[Collected data entries]
[start]
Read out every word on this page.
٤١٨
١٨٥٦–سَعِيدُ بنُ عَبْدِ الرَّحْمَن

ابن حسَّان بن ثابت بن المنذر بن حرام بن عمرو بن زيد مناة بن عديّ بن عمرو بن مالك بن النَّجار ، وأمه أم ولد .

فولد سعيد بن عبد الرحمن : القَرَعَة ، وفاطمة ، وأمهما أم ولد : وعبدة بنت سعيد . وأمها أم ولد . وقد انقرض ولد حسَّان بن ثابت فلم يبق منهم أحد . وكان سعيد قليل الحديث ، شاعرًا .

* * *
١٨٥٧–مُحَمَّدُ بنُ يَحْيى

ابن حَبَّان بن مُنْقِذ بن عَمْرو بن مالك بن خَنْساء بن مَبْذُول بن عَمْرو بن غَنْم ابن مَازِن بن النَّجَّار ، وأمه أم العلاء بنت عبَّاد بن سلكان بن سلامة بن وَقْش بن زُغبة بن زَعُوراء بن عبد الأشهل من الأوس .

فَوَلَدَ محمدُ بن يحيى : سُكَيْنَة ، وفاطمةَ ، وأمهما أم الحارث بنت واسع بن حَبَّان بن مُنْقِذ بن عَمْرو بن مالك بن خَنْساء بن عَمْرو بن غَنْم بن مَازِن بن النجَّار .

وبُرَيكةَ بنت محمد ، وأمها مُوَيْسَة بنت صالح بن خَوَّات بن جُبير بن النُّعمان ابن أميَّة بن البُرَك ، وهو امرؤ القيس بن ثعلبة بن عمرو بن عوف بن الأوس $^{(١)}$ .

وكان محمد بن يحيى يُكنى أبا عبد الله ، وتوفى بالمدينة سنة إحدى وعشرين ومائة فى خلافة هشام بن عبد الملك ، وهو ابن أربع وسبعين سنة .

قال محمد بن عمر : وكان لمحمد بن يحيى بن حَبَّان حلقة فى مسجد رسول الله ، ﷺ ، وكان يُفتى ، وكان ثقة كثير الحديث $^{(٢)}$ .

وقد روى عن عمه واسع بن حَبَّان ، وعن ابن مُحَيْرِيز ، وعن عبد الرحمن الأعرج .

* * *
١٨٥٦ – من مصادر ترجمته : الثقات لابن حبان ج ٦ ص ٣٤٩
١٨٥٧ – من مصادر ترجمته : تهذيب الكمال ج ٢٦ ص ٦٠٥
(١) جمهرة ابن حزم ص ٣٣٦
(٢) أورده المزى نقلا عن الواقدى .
[end]
» Short exercise: From the records above, extract every line exactly as it stands.

» Exercise answer:
Read out every word on this page.
٤١٨
١٨٥٦–سَعِيدُ بنُ عَبْدِ الرَّحْمَن

ابن حسَّان بن ثابت بن المنذر بن حرام بن عمرو بن زيد مناة بن عديّ بن عمرو بن مالك بن النَّجار ، وأمه أم ولد .

فولد سعيد بن عبد الرحمن : القَرَعَة ، وفاطمة ، وأمهما أم ولد : وعبدة بنت سعيد . وأمها أم ولد . وقد انقرض ولد حسَّان بن ثابت فلم يبق منهم أحد . وكان سعيد قليل الحديث ، شاعرًا .

* * *
١٨٥٧–مُحَمَّدُ بنُ يَحْيى

ابن حَبَّان بن مُنْقِذ بن عَمْرو بن مالك بن خَنْساء بن مَبْذُول بن عَمْرو بن غَنْم ابن مَازِن بن النَّجَّار ، وأمه أم العلاء بنت عبَّاد بن سلكان بن سلامة بن وَقْش بن زُغبة بن زَعُوراء بن عبد الأشهل من الأوس .

فَوَلَدَ محمدُ بن يحيى : سُكَيْنَة ، وفاطمةَ ، وأمهما أم الحارث بنت واسع بن حَبَّان بن مُنْقِذ بن عَمْرو بن مالك بن خَنْساء بن عَمْرو بن غَنْم بن مَازِن بن النجَّار .

وبُرَيكةَ بنت محمد ، وأمها مُوَيْسَة بنت صالح بن خَوَّات بن جُبير بن النُّعمان ابن أميَّة بن البُرَك ، وهو امرؤ القيس بن ثعلبة بن عمرو بن عوف بن الأوس $^{(١)}$ .

وكان محمد بن يحيى يُكنى أبا عبد الله ، وتوفى بالمدينة سنة إحدى وعشرين ومائة فى خلافة هشام بن عبد الملك ، وهو ابن أربع وسبعين سنة .

قال محمد بن عمر : وكان لمحمد بن يحيى بن حَبَّان حلقة فى مسجد رسول الله ، ﷺ ، وكان يُفتى ، وكان ثقة كثير الحديث $^{(٢)}$ .

وقد روى عن عمه واسع بن حَبَّان ، وعن ابن مُحَيْرِيز ، وعن عبد الرحمن الأعرج .

* * *
١٨٥٦ – من مصادر ترجمته : الثقات لابن حبان ج ٦ ص ٣٤٩
١٨٥٧ – من مصادر ترجمته : تهذيب الكمال ج ٢٦ ص ٦٠٥
(١) جمهرة ابن حزم ص ٣٣٦
(٢) أورده المزى نقلا عن الواقدى .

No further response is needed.